Amazon's Kindle Fire is a snappy tablet that hides Android's warts, serves up the e-commerce giant's various services and is built for consumption. And oh by the way, it's highly likely that you'll buy more stuff from Amazon while you're at it.
This review is about Amazon's strategy as much as it is about the device. The Kindle Fire is boiled down to seven tabs---newsstand, books, music, video, docs, apps and Web. Like Amazon's approach with its Kindle franchise---notably the new Kindle Touch, which is also well done---the goal is to relegate the hardware to the background. When the Fire is unboxed it's already set up to your Amazon account.
It's worth noting that there's only one button on the Kindle Fire, an on-off switch. The Kindle Fire was separated at birth---actually the contract equipment manufacturer---from Research in Motion's PlayBook. The PlayBook is bulkier, but the screen and profile is almost identical to the Kindle Fire.
Kindle Fire: Separated at birth from RIM's BlackBerry PlayBook. Credit: Larry Dignan
Where everything changes is the software. Amazon's user interface hides Android well. In fact, if I didn't click on settings you'd have no idea there was an Android 2.3 OS at all. You really can't find the Androidness on the Fire. The Kindle Fire just works and felt snappy for the most part (there were a few kids' books that seemed to cause some latency). Magazines are likely to be a killer app as well as comic books, video is handy for kids but adults may find the 7-inch screen small, apps work well as does the Web browser and the music player is well integrated. The Fire is built to entertain you. This fact hit me over the head when someone asked about email on the Fire---I didn't even think about it. On email, Amazon is including an email client.
With that email note, it's worth noting what the Kindle Fire can't do:
It can't take pictures.
It's not a device to create content.
If you go to Android Market on the browser you wind up on Amazon's App Store. Why? Amazon uses its App Store as a redirect because it wants to ensure app quality.
The only port you'll get is to charge. Credit: Larry Dignan
But like the e-ink Kindle, I'm good with those tradeoffs. In fact, Amazon appears to be going for the two and three Kindle households with its pricing. An e-ink Kindle can ride shotgun with the Kindle Fire and not break the bank. If the price point is right I don't need a do-it-all device. I can live in Amazon's world and for the most part already do. More importantly, the Kindle Fire passed my daughter test. Let's face it a big part of tablet return on investment is handing it to your kids---8 and 5 year olds in my case---and keeping them occupied. Apps, video and kids books did the job nicely.
What Amazon's Kindle Fire really excels at is blending the cloud with local storage. Barnes & Noble made a lot of noise about its tablet and 16GB of memory (Fire has 8GB), but for many of us this comparison will be a non-issue. My music was uploaded to Amazon's Cloud Player and I haven't stored much of anything locally. Cloud and local storage blends together well. That equation changes when disconnected, but 8GB can get you through cross-country flight without any issues.
:::::
> _WHAT THIS TASK INVOLVES_
Please reproduce word for word the part of the Kindle Fire review that opens with the words containing "With that email" and closes with "ensure app quality.". Rely only on the Kindle Fire review for everything that is asked.

[Data excerpts]
:::::
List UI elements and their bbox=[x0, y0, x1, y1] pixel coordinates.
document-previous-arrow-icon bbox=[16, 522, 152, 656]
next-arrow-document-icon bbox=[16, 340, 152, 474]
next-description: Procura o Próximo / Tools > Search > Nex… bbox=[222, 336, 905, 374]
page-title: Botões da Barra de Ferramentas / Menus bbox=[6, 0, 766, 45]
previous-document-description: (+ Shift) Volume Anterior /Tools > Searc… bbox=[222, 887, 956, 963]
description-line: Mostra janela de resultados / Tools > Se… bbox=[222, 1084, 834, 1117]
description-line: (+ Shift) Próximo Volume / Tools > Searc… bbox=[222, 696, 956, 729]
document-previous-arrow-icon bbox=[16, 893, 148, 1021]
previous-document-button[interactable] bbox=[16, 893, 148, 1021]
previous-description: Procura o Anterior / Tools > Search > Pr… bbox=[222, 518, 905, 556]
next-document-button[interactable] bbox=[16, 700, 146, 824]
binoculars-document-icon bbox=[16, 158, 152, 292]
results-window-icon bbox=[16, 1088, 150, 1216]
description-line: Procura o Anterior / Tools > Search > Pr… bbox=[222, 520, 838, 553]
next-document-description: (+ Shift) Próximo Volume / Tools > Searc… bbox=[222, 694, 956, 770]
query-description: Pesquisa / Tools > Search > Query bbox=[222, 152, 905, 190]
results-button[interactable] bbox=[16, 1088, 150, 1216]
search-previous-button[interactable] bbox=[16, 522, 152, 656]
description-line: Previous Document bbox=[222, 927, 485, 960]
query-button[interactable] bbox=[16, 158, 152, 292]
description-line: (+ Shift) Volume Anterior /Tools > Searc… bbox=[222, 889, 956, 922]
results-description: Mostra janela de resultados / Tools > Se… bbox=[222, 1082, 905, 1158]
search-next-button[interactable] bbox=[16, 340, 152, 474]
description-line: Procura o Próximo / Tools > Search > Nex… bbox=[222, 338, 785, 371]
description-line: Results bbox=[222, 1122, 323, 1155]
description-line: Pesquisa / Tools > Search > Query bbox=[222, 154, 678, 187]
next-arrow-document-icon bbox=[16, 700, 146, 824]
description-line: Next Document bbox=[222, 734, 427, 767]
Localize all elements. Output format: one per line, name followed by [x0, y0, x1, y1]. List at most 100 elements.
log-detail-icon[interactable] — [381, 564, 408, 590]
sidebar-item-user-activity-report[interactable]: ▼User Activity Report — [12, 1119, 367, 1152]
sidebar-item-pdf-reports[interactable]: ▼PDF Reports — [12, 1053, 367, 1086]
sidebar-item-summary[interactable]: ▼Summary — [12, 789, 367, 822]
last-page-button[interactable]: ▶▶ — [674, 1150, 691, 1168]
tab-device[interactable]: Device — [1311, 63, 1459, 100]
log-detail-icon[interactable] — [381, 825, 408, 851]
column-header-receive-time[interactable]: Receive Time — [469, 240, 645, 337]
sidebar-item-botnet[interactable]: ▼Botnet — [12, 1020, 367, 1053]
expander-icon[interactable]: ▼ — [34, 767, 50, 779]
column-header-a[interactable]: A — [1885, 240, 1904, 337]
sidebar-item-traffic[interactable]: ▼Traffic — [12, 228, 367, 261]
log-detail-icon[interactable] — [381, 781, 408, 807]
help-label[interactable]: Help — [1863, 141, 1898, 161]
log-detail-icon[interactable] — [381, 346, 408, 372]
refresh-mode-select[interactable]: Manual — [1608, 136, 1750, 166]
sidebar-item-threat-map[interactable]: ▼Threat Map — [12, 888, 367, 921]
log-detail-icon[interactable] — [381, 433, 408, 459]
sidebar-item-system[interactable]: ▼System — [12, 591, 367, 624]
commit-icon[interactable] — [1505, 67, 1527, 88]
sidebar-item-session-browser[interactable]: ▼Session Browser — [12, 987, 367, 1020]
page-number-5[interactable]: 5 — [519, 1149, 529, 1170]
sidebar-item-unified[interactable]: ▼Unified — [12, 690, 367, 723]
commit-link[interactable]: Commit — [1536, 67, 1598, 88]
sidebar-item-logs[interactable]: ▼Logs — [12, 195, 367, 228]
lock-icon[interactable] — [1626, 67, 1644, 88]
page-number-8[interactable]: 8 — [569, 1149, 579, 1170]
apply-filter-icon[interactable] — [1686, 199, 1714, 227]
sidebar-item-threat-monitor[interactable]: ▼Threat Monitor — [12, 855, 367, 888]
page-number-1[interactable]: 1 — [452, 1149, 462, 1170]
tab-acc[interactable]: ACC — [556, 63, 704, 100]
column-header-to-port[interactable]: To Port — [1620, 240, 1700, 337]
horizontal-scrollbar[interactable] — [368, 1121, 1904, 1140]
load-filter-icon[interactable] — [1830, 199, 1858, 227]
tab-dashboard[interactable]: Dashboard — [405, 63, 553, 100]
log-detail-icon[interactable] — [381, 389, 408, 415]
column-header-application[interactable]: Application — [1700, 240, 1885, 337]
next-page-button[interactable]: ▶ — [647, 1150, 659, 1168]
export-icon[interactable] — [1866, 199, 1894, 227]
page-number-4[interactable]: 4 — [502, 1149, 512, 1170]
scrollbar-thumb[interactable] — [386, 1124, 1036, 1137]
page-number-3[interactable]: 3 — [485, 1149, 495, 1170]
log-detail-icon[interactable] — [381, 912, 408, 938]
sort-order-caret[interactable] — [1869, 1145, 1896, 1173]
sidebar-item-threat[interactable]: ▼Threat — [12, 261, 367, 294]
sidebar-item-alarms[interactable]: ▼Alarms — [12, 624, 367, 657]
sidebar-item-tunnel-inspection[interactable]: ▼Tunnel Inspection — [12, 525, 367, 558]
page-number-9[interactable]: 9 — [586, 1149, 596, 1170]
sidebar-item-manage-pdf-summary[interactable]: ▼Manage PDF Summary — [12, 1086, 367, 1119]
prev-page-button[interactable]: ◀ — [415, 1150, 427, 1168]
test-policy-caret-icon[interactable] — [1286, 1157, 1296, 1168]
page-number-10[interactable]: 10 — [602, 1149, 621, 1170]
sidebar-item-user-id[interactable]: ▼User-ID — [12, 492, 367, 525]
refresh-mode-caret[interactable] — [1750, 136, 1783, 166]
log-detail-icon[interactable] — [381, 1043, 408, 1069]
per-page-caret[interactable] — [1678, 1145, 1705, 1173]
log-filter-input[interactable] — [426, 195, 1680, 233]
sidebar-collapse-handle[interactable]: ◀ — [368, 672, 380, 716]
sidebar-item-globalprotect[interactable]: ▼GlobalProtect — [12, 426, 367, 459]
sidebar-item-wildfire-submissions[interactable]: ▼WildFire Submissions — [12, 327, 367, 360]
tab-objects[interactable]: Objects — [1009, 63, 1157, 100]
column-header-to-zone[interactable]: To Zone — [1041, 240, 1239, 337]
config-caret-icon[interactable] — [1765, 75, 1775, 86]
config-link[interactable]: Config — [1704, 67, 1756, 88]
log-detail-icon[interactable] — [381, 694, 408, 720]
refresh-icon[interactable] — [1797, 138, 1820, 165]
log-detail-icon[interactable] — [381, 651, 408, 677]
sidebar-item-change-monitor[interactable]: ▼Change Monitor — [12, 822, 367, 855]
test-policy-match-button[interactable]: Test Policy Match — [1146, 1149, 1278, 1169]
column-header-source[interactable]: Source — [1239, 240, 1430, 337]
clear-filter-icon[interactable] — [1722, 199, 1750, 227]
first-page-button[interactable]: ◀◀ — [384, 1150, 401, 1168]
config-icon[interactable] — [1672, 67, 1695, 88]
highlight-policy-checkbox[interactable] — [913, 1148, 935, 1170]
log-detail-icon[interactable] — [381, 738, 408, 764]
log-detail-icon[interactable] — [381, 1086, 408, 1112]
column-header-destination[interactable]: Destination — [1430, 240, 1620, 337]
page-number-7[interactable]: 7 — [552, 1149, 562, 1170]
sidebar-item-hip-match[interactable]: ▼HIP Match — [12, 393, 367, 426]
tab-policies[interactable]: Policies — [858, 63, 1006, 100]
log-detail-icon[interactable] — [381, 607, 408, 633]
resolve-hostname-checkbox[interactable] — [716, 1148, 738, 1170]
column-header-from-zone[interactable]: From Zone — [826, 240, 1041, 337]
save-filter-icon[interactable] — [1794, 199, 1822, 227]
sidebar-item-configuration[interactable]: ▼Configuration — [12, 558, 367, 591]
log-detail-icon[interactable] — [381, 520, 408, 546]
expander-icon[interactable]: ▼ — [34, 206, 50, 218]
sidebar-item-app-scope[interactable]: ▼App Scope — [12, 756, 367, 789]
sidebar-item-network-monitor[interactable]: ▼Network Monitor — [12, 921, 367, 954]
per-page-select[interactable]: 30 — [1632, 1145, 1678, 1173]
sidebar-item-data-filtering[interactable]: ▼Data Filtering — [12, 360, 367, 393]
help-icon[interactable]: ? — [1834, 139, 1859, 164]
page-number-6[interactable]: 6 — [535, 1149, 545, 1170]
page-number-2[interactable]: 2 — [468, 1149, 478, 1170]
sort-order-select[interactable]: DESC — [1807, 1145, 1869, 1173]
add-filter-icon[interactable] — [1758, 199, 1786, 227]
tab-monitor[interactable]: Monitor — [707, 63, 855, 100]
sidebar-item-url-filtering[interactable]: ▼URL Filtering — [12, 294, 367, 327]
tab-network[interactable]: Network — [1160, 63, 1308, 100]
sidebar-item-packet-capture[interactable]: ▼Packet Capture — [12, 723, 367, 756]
:::::
> _ANSWER SPACE_
With that email note, it's worth noting what the Kindle Fire can't do:
It can't take pictures.
It's not a device to create content.
If you go to Android Market on the browser you wind up on Amazon's App Store. Why? Amazon uses its App Store as a redirect because it wants to ensure app quality.